DIRECTIONS: Comb through the entries for "tandis" and pull out each line that holds it.

Records from a data collection:
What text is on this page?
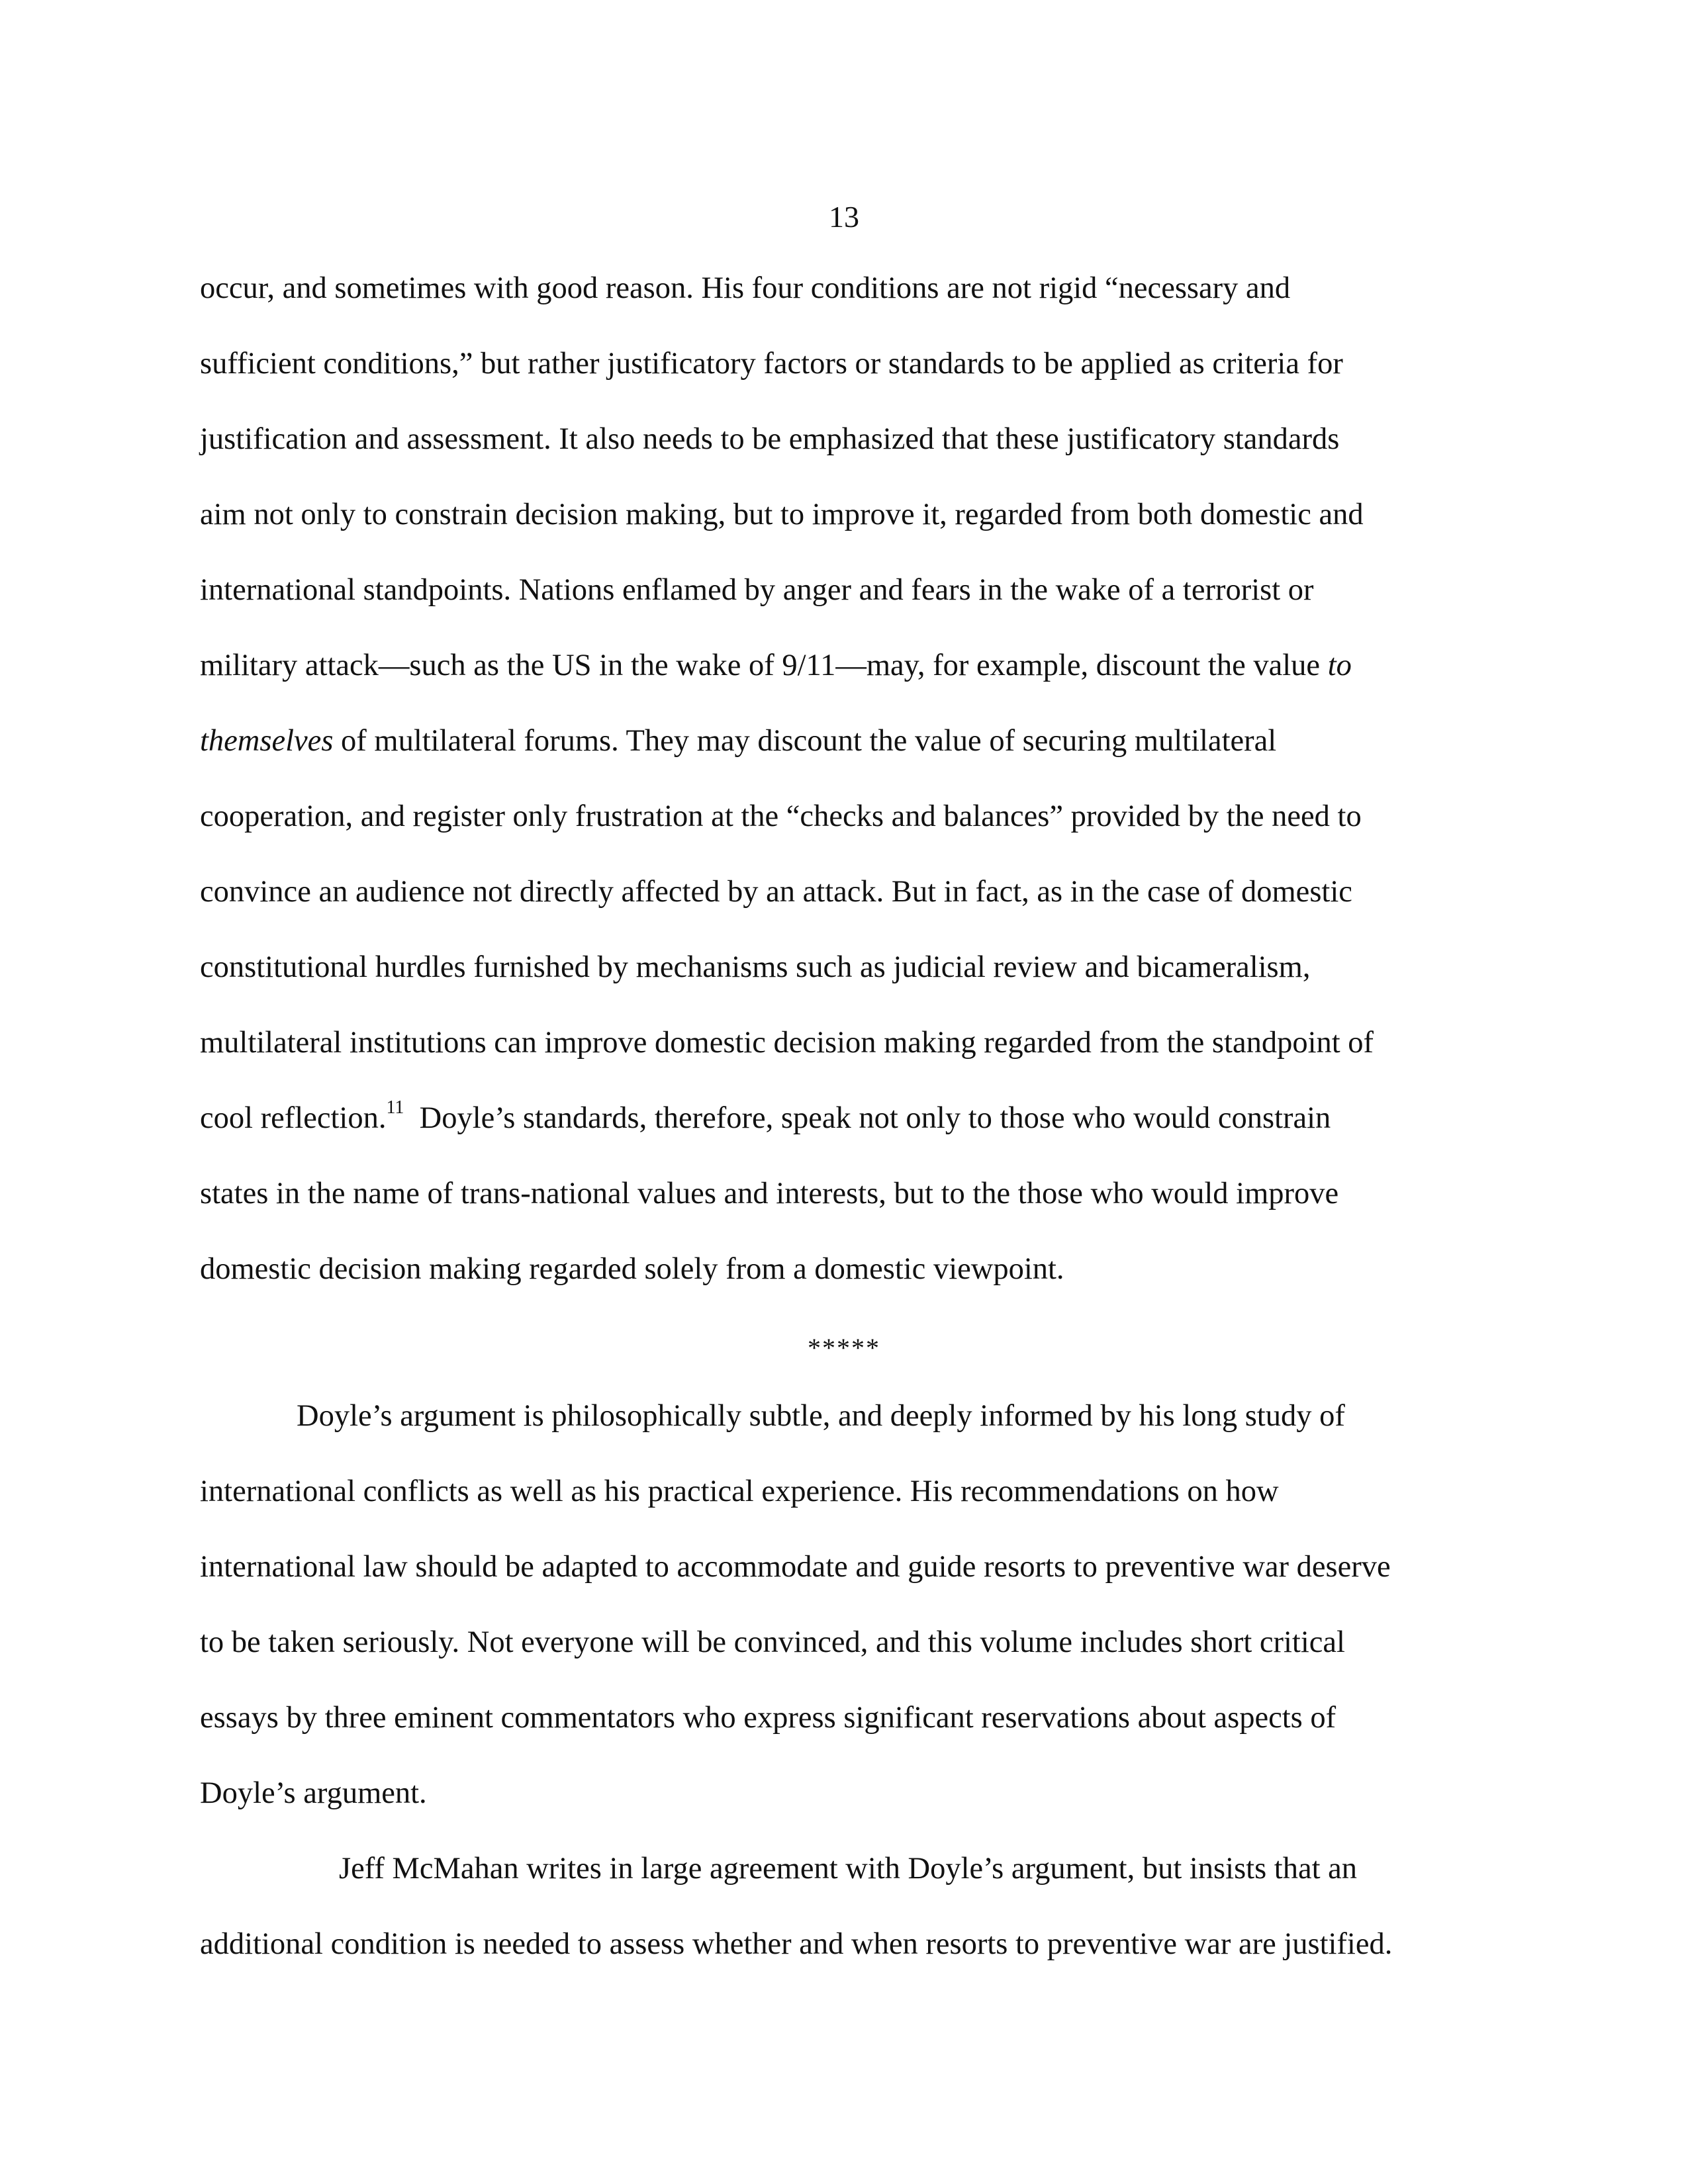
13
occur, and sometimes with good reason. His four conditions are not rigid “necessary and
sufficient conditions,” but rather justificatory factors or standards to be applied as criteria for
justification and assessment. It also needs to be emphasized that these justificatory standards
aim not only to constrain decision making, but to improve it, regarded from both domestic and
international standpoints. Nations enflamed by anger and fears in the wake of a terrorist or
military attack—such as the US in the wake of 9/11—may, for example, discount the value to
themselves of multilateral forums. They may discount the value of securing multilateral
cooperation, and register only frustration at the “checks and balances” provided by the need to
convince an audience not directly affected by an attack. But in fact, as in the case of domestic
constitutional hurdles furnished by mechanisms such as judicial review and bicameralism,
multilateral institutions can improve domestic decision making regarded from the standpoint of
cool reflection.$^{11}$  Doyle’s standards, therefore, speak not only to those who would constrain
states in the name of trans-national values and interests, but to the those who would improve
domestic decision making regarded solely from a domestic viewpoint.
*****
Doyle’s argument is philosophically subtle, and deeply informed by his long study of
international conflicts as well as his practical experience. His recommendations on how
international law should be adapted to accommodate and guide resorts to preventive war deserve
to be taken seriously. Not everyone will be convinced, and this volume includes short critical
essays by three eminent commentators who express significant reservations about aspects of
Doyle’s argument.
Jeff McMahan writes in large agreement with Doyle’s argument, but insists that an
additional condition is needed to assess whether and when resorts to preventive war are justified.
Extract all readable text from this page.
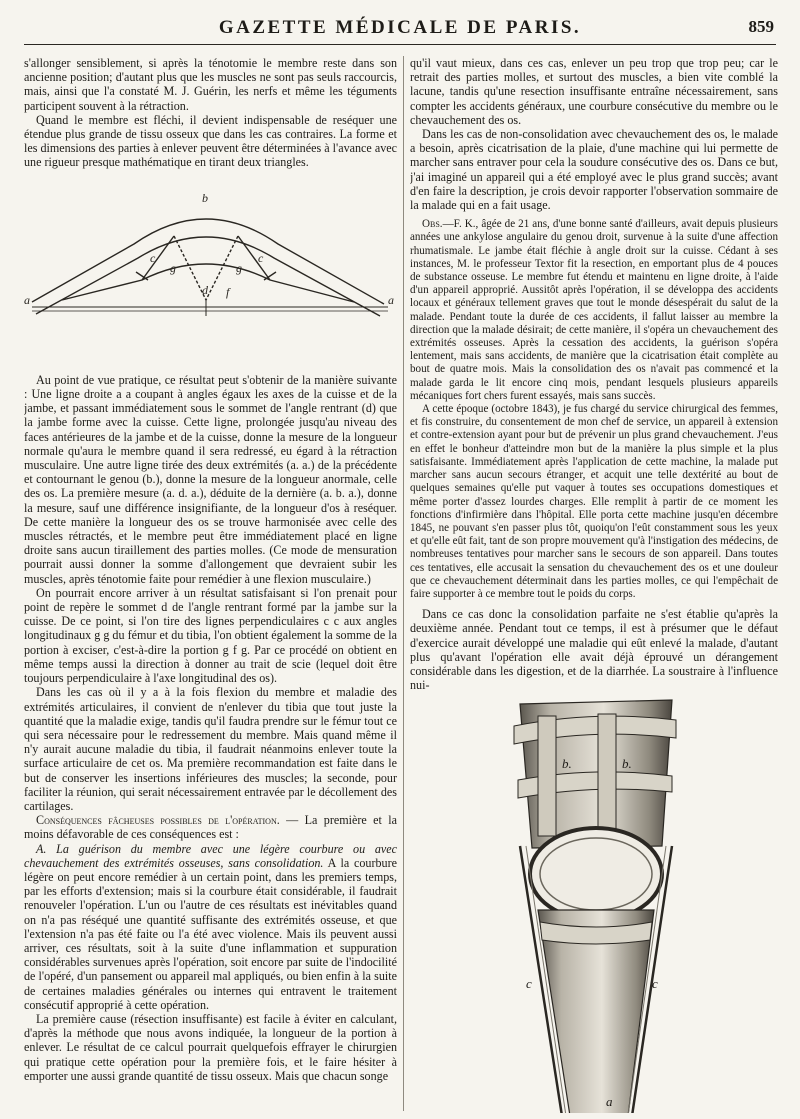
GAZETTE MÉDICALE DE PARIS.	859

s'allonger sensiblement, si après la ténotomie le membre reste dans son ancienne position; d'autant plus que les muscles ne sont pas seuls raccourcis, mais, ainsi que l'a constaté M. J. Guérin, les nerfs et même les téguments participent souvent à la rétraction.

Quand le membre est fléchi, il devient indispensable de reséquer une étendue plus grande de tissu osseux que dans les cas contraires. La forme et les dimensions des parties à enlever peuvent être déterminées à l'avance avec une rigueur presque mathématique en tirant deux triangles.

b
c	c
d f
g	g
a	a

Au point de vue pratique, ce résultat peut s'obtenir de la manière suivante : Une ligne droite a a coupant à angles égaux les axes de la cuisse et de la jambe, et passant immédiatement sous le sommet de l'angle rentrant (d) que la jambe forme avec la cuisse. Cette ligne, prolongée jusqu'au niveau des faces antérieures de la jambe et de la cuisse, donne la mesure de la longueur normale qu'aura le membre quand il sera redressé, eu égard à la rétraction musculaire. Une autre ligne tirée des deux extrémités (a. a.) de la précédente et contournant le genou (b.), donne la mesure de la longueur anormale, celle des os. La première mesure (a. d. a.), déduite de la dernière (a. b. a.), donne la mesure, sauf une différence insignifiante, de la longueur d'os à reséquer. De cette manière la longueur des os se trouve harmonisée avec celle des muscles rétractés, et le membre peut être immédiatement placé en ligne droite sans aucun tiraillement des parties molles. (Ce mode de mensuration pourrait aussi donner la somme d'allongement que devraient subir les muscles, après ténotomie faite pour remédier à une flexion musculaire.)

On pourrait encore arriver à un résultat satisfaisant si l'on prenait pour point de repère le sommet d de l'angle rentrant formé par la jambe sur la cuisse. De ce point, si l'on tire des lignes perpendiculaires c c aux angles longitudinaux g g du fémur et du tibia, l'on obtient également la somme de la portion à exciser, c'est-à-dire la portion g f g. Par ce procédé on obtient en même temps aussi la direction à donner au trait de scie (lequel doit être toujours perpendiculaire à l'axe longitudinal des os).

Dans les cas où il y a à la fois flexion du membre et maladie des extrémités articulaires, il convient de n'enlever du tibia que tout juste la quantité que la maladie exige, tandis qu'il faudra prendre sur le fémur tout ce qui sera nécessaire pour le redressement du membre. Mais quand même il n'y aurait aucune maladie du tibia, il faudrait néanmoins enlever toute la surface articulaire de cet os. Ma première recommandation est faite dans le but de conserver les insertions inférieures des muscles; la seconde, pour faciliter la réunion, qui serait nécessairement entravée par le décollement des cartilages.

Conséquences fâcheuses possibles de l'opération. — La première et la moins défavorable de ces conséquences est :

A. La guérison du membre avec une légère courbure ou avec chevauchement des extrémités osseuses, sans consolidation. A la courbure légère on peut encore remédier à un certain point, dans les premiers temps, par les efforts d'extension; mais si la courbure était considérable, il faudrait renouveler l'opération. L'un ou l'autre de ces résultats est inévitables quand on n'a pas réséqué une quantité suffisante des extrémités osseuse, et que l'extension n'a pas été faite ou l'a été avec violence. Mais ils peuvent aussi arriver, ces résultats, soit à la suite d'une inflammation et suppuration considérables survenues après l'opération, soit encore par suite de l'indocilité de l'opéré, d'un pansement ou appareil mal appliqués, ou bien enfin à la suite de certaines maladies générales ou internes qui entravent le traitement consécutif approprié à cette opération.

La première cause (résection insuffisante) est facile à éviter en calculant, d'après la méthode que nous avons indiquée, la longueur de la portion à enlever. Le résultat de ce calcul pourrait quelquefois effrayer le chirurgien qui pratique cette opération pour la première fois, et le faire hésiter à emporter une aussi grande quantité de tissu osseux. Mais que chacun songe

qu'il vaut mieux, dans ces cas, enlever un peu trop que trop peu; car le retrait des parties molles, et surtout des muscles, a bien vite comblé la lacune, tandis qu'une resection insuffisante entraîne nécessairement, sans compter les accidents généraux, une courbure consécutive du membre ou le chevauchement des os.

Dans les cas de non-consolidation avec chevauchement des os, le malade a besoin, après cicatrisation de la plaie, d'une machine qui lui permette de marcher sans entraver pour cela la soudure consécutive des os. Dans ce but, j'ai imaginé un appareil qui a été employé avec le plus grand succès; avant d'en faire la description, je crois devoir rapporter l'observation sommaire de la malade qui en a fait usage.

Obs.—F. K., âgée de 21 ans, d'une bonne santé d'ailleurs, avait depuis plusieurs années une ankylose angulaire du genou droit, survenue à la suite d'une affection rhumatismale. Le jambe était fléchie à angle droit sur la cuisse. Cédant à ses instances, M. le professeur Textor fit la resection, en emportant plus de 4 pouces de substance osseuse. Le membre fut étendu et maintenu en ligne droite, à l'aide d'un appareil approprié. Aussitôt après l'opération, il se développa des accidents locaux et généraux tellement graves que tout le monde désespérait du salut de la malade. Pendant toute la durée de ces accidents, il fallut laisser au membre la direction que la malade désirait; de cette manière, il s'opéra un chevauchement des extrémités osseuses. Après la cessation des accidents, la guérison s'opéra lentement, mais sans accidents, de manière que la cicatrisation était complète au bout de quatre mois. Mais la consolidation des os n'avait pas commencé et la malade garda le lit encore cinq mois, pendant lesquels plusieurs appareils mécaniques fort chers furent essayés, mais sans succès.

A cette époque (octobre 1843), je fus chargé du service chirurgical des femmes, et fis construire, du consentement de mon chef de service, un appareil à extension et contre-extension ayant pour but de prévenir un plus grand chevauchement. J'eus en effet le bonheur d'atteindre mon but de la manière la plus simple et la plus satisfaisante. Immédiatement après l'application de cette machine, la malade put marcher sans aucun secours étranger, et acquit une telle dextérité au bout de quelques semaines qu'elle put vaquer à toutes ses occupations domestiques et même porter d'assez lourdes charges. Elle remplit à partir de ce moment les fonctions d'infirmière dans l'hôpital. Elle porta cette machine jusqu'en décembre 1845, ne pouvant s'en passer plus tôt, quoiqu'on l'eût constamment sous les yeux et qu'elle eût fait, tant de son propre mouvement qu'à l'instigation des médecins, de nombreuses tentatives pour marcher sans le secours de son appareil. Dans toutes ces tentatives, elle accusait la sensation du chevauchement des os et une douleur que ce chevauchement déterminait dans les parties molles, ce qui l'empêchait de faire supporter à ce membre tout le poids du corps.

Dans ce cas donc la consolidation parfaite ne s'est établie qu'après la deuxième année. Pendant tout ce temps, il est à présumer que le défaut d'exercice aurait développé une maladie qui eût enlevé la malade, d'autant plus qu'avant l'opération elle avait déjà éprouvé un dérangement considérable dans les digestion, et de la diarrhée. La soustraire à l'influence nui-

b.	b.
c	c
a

TASK RESULT:
Dans les cas où il y a à la fois flexion du membre et maladie des extrémités articulaires, il convient de n'enlever du tibia que tout juste la quantité que la maladie exige, tandis qu'il faudra prendre sur le fémur tout ce qui sera nécessaire pour le redressement du membre. Mais quand même il n'y aurait aucune maladie du tibia, il faudrait néanmoins enlever toute la surface articulaire de cet os. Ma première recommandation est faite dans le but de conserver les insertions inférieures des muscles; la seconde, pour faciliter la réunion, qui serait nécessairement entravée par le décollement des cartilages.
qu'il vaut mieux, dans ces cas, enlever un peu trop que trop peu; car le retrait des parties molles, et surtout des muscles, a bien vite comblé la lacune, tandis qu'une resection insuffisante entraîne nécessairement, sans compter les accidents généraux, une courbure consécutive du membre ou le chevauchement des os.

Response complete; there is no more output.